Required task. Reproduce the entire forum thread on the lathe's speed control switch and latch circuit, word for word.

Terminal 5 on the speed control switch goes to the controller board. When the lathe is powered up with the speed switch off (closed circuit), that applies 120v to the controller board terminal which in turn activates a latch circuit. I suspect the latch is one of the relays on the board, I can hear it click. Once it's latched it doesn't matter if the speed control switch is on, off or even disconnected from controller board, the speed control will start, stop and run the lathe.

So, the solution in this case is either a switch that, when on, applies 120v to the latch circuit, or just hard wire the latch to 120v. I'll probably wire it with a switch in case I miss the nanny.


----------



## markba633csi (Oct 28, 2022)

So essentially you can just short the two terminals together?  It never needs to see an open circuit?
Certainly a simple fix if that's the case- just put a clip lead like Barney from Mission Impossible LOL


----------



## dml66 (Oct 28, 2022)

Given data.
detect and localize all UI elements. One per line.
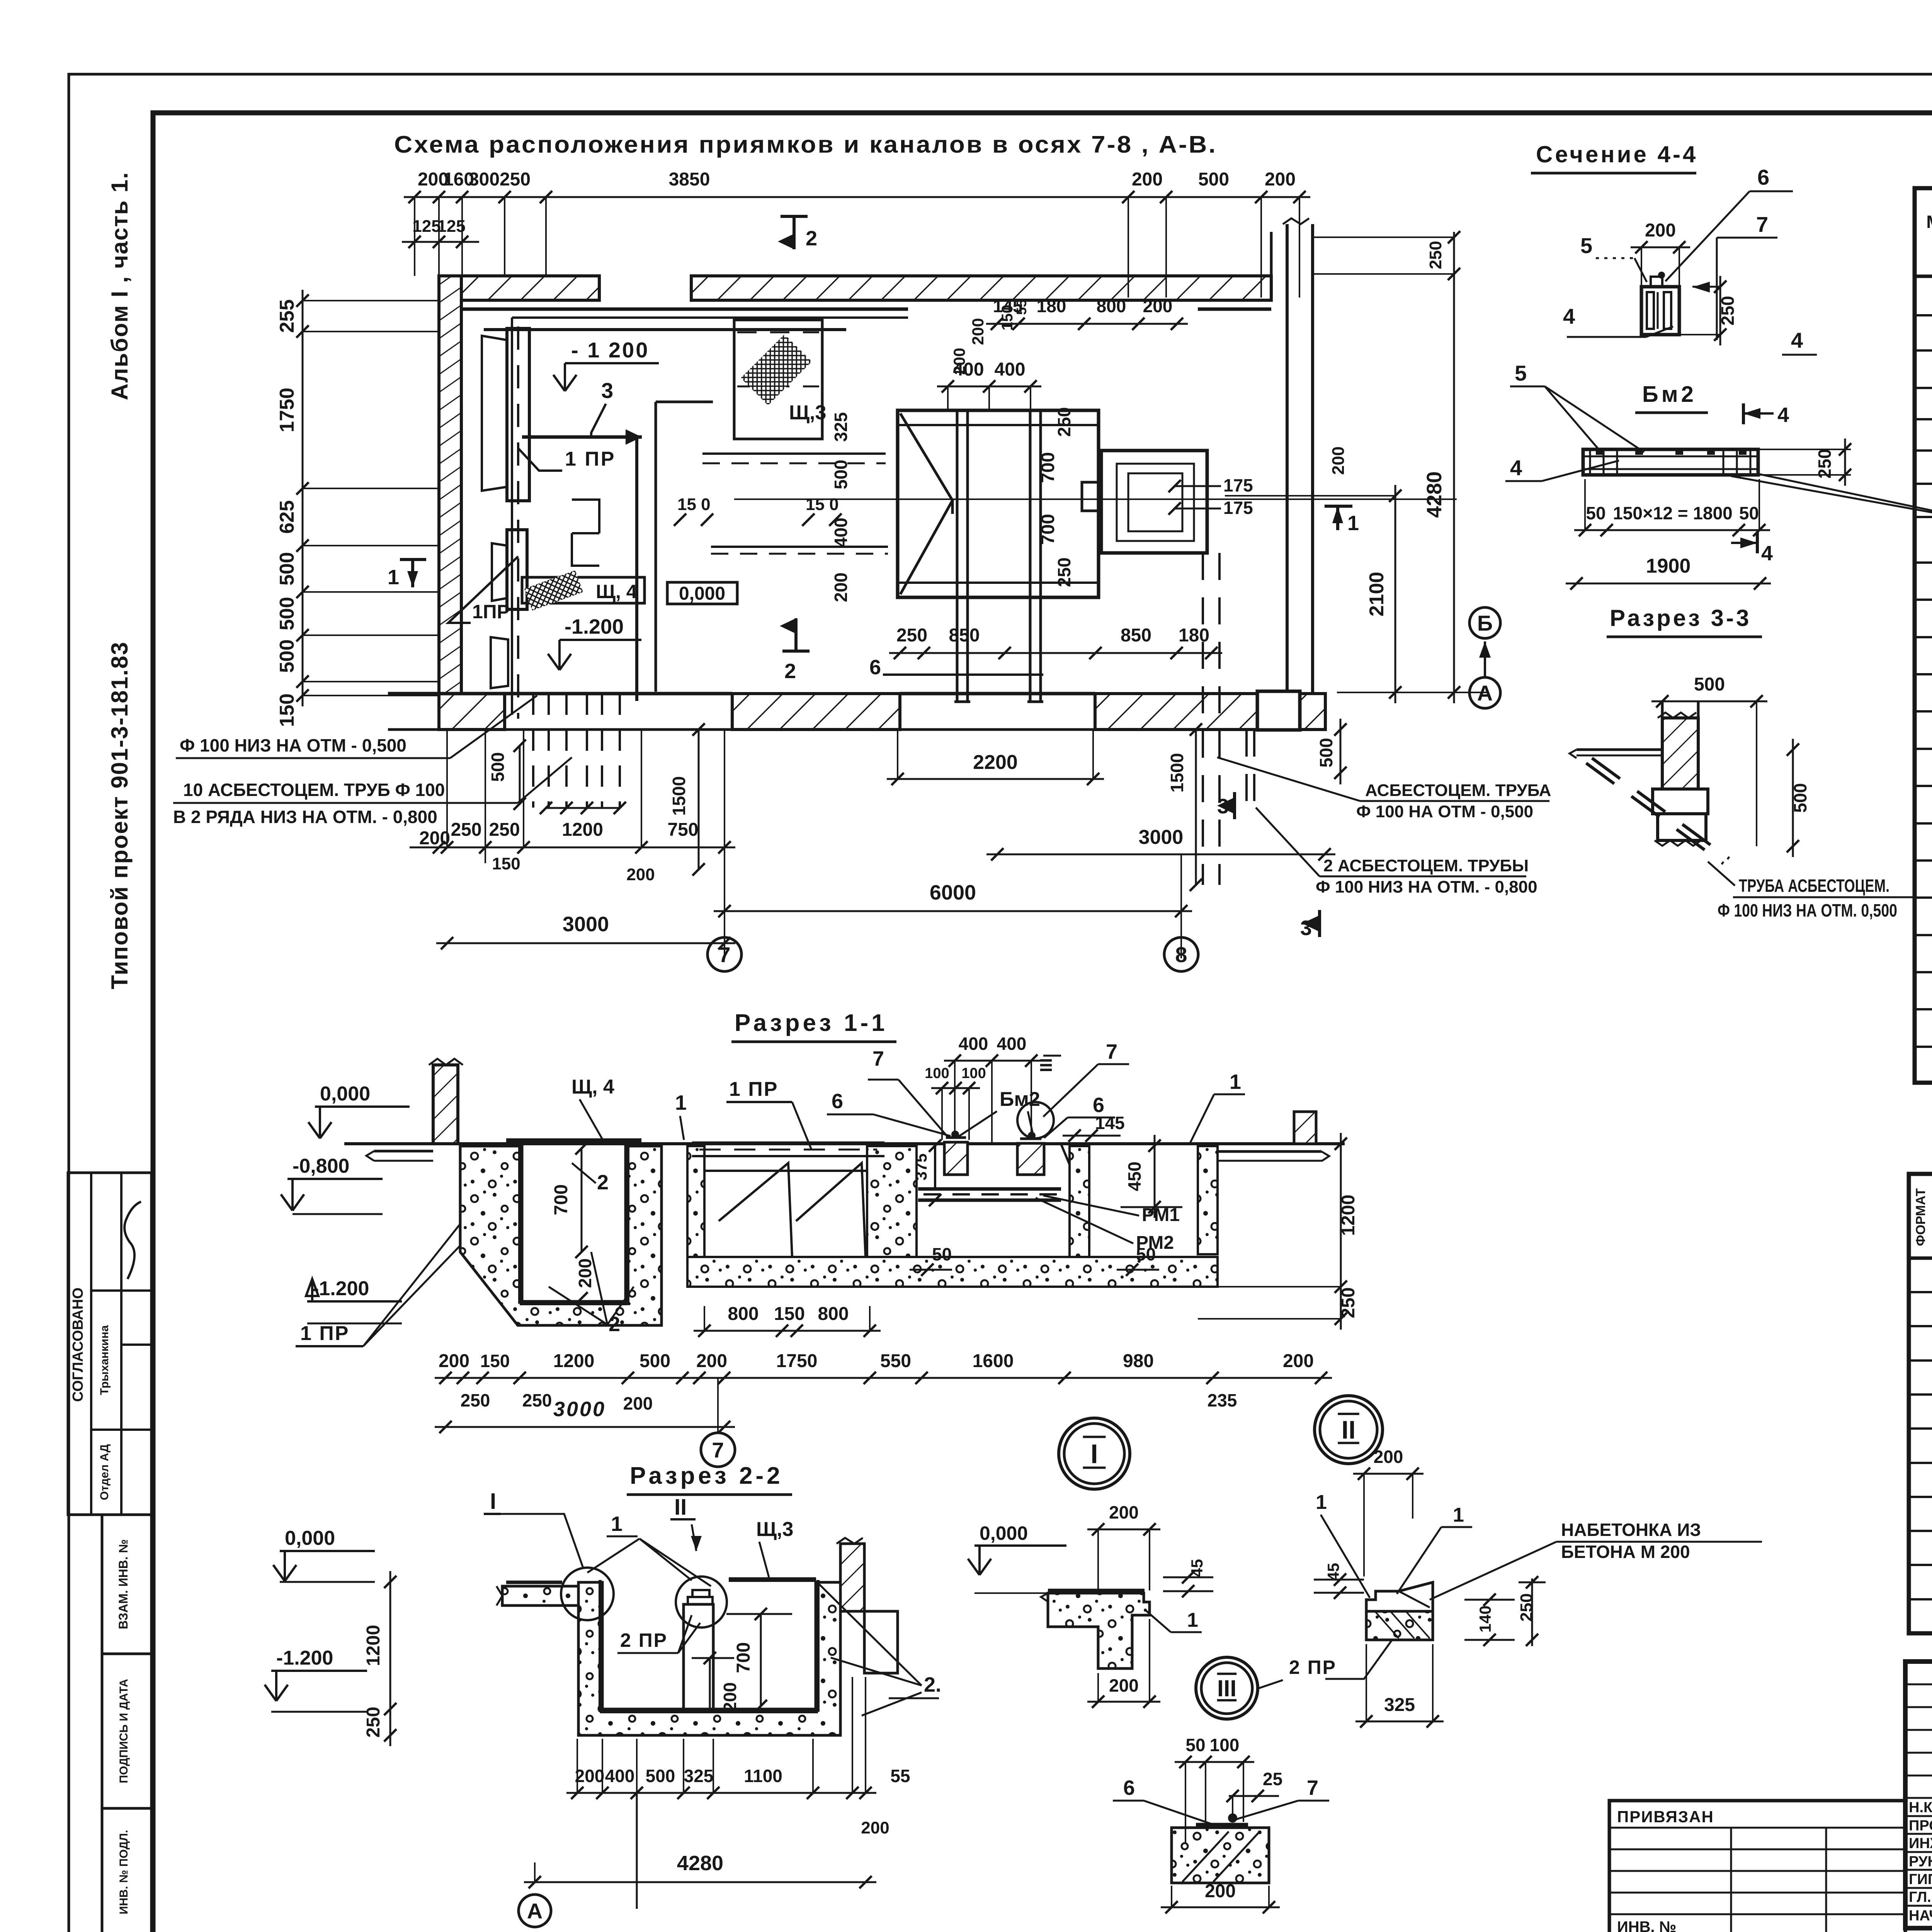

Finished exercise.
Terminal 5 on the speed control switch goes to the controller board. When the lathe is powered up with the speed switch off (closed circuit), that applies 120v to the controller board terminal which in turn activates a latch circuit. I suspect the latch is one of the relays on the board, I can hear it click. Once it's latched it doesn't matter if the speed control switch is on, off or even disconnected from controller board, the speed control will start, stop and run the lathe.

So, the solution in this case is either a switch that, when on, applies 120v to the latch circuit, or just hard wire the latch to 120v. I'll probably wire it with a switch in case I miss the nanny.


----------



## markba633csi (Oct 28, 2022)

So essentially you can just short the two terminals together?  It never needs to see an open circuit?
Certainly a simple fix if that's the case- just put a clip lead like Barney from Mission Impossible LOL


----------



## dml66 (Oct 28, 2022)